§ Your goal
Copy all lines of the listing that include the string "Listed".

[Figure record extracts]
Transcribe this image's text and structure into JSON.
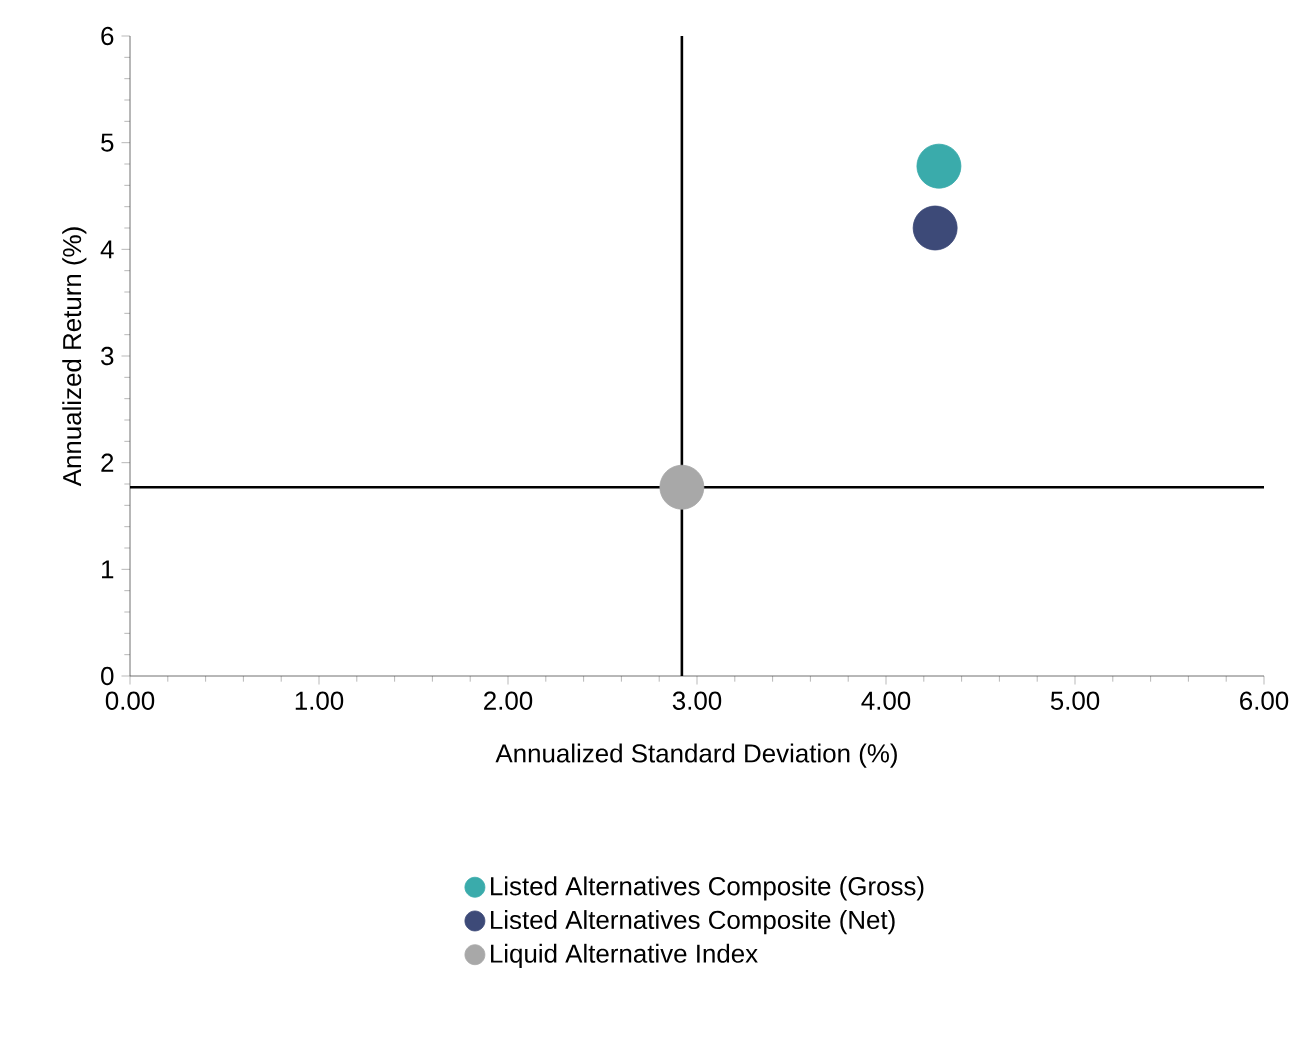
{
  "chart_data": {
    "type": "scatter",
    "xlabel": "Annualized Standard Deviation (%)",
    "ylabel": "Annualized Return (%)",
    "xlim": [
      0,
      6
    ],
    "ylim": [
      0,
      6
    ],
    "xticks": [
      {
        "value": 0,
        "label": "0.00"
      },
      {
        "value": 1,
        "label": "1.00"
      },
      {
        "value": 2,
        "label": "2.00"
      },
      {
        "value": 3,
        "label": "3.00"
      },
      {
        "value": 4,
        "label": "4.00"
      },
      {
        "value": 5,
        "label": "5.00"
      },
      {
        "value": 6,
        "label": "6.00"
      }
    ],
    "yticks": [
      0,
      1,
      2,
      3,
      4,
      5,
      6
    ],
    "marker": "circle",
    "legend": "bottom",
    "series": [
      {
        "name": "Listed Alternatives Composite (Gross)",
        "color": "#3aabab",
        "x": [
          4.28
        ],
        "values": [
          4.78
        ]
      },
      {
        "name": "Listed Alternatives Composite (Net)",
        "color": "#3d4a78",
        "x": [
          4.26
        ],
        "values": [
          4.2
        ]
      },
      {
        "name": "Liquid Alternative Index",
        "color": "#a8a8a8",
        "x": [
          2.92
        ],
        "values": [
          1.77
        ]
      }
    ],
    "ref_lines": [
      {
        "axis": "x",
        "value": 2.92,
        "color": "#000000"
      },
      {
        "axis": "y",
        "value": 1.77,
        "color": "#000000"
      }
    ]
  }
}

* * *

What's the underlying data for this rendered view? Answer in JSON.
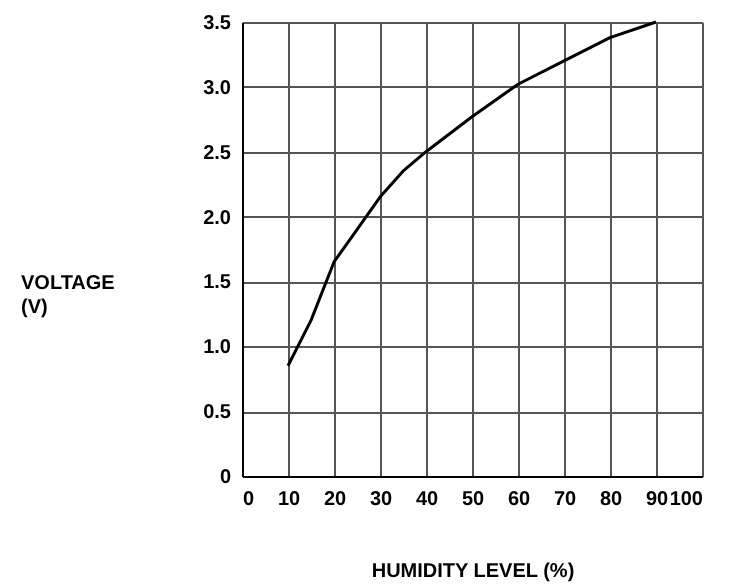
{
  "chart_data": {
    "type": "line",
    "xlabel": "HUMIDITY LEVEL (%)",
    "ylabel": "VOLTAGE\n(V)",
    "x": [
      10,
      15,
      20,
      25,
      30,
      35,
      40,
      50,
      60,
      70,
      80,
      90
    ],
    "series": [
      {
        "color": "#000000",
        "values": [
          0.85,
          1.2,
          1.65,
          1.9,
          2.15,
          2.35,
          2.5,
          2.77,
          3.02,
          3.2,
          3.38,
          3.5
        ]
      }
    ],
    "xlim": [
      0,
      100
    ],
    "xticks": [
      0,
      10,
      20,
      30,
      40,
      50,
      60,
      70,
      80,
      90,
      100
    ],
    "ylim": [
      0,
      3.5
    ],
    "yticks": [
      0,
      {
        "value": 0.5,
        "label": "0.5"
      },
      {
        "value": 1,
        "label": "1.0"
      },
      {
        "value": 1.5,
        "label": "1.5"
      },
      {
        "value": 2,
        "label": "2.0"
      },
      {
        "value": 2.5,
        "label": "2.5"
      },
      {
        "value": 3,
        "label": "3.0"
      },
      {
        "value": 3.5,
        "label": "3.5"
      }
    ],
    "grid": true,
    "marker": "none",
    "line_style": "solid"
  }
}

§ Result
        "name": "Listed Alternatives Composite (Gross)",
        "name": "Listed Alternatives Composite (Net)",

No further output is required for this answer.